===== DATA ROWS =====

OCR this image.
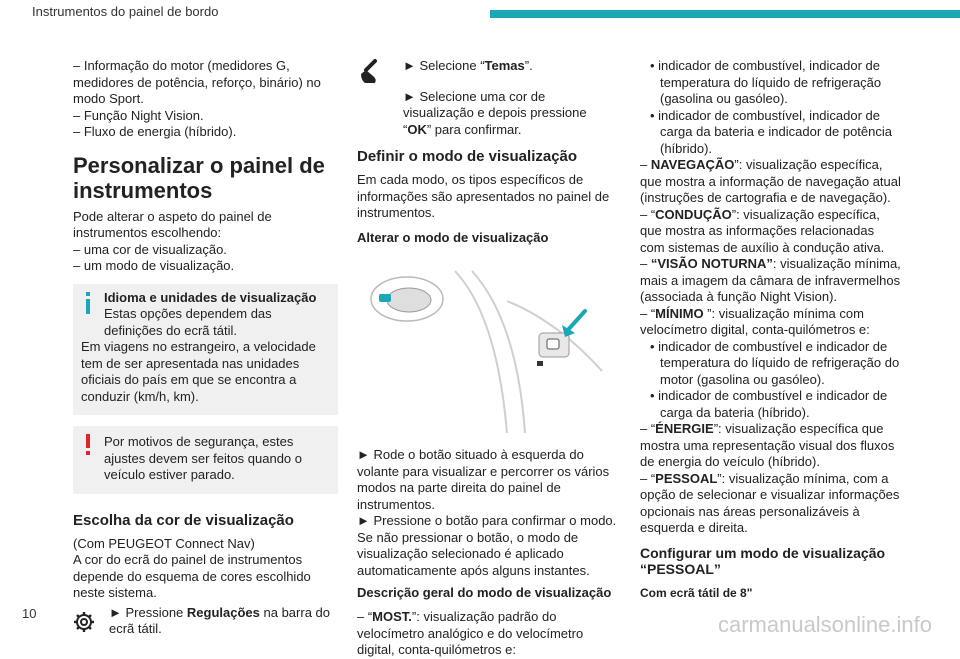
Instrumentos do painel de bordo

– Informação do motor (medidores G, medidores de potência, reforço, binário) no modo Sport.

– Função Night Vision.

– Fluxo de energia (híbrido).

Personalizar o painel de instrumentos

Pode alterar o aspeto do painel de instrumentos escolhendo:

– uma cor de visualização.

– um modo de visualização.

Idioma e unidades de visualização

Estas opções dependem das definições do ecrã tátil.

Em viagens no estrangeiro, a velocidade tem de ser apresentada nas unidades oficiais do país em que se encontra a conduzir (km/h, km).

Por motivos de segurança, estes ajustes devem ser feitos quando o veículo estiver parado.

Escolha da cor de visualização

(Com PEUGEOT Connect Nav)

A cor do ecrã do painel de instrumentos depende do esquema de cores escolhido neste sistema.

► Pressione Regulações na barra do ecrã tátil.

► Selecione “Temas”.

► Selecione uma cor de visualização e depois pressione “OK” para confirmar.

Definir o modo de visualização

Em cada modo, os tipos específicos de informações são apresentados no painel de instrumentos.

Alterar o modo de visualização

► Rode o botão situado à esquerda do volante para visualizar e percorrer os vários modos na parte direita do painel de instrumentos.

► Pressione o botão para confirmar o modo.

Se não pressionar o botão, o modo de visualização selecionado é aplicado automaticamente após alguns instantes.

Descrição geral do modo de visualização

– “MOST.”: visualização padrão do velocímetro analógico e do velocímetro digital, conta-quilómetros e:

• indicador de combustível, indicador de temperatura do líquido de refrigeração (gasolina ou gasóleo).

• indicador de combustível, indicador de carga da bateria e indicador de potência (híbrido).

– NAVEGAÇÃO”: visualização específica, que mostra a informação de navegação atual (instruções de cartografia e de navegação).

– “CONDUÇÃO”: visualização específica, que mostra as informações relacionadas com sistemas de auxílio à condução ativa.

– “VISÃO NOTURNA”: visualização mínima, mais a imagem da câmara de infravermelhos (associada à função Night Vision).

– “MÍNIMO ”: visualização mínima com velocímetro digital, conta-quilómetros e:

• indicador de combustível e indicador de temperatura do líquido de refrigeração do motor (gasolina ou gasóleo).

• indicador de combustível e indicador de carga da bateria (híbrido).

– “ÉNERGIE”: visualização específica que mostra uma representação visual dos fluxos de energia do veículo (híbrido).

– “PESSOAL”: visualização mínima, com a opção de selecionar e visualizar informações opcionais nas áreas personalizáveis à esquerda e direita.

Configurar um modo de visualização “PESSOAL”
Com ecrã tátil de 8"
10	carmanualsonline.info
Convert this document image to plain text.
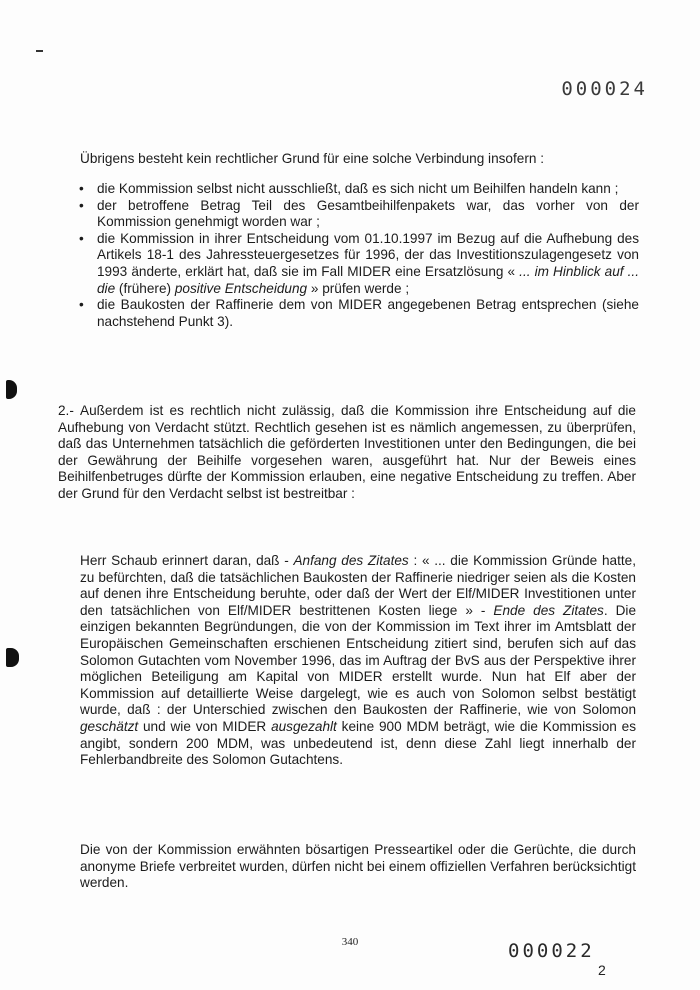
000024
Übrigens besteht kein rechtlicher Grund für eine solche Verbindung insofern :
• die Kommission selbst nicht ausschließt, daß es sich nicht um Beihilfen handeln kann ;
• der betroffene Betrag Teil des Gesamtbeihilfenpakets war, das vorher von der Kommission genehmigt worden war ;
• die Kommission in ihrer Entscheidung vom 01.10.1997 im Bezug auf die Aufhebung des Artikels 18-1 des Jahressteuergesetzes für 1996, der das Investitionszulagengesetz von 1993 änderte, erklärt hat, daß sie im Fall MIDER eine Ersatzlösung « ... im Hinblick auf ... die (frühere) positive Entscheidung » prüfen werde ;
• die Baukosten der Raffinerie dem von MIDER angegebenen Betrag entsprechen (siehe nachstehend Punkt 3).
2.- Außerdem ist es rechtlich nicht zulässig, daß die Kommission ihre Entscheidung auf die Aufhebung von Verdacht stützt. Rechtlich gesehen ist es nämlich angemessen, zu überprüfen, daß das Unternehmen tatsächlich die geförderten Investitionen unter den Bedingungen, die bei der Gewährung der Beihilfe vorgesehen waren, ausgeführt hat. Nur der Beweis eines Beihilfenbetruges dürfte der Kommission erlauben, eine negative Entscheidung zu treffen. Aber der Grund für den Verdacht selbst ist bestreitbar :
Herr Schaub erinnert daran, daß - Anfang des Zitates : « ... die Kommission Gründe hatte, zu befürchten, daß die tatsächlichen Baukosten der Raffinerie niedriger seien als die Kosten auf denen ihre Entscheidung beruhte, oder daß der Wert der Elf/MIDER Investitionen unter den tatsächlichen von Elf/MIDER bestrittenen Kosten liege » - Ende des Zitates. Die einzigen bekannten Begründungen, die von der Kommission im Text ihrer im Amtsblatt der Europäischen Gemeinschaften erschienen Entscheidung zitiert sind, berufen sich auf das Solomon Gutachten vom November 1996, das im Auftrag der BvS aus der Perspektive ihrer möglichen Beteiligung am Kapital von MIDER erstellt wurde. Nun hat Elf aber der Kommission auf detaillierte Weise dargelegt, wie es auch von Solomon selbst bestätigt wurde, daß : der Unterschied zwischen den Baukosten der Raffinerie, wie von Solomon geschätzt und wie von MIDER ausgezahlt keine 900 MDM beträgt, wie die Kommission es angibt, sondern 200 MDM, was unbedeutend ist, denn diese Zahl liegt innerhalb der Fehlerbandbreite des Solomon Gutachtens.
Die von der Kommission erwähnten bösartigen Presseartikel oder die Gerüchte, die durch anonyme Briefe verbreitet wurden, dürfen nicht bei einem offiziellen Verfahren berücksichtigt werden.
340	000022
2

=====

▸ WHAT YOU HAVE TO DO
Collect the lines of the records that include the string "informações".

▸ RESULT FOR THIS EXERCISE
Em cada modo, os tipos específicos de informações são apresentados no painel de instrumentos.
– “CONDUÇÃO”: visualização específica, que mostra as informações relacionadas com sistemas de auxílio à condução ativa.
– “PESSOAL”: visualização mínima, com a opção de selecionar e visualizar informações opcionais nas áreas personalizáveis à esquerda e direita.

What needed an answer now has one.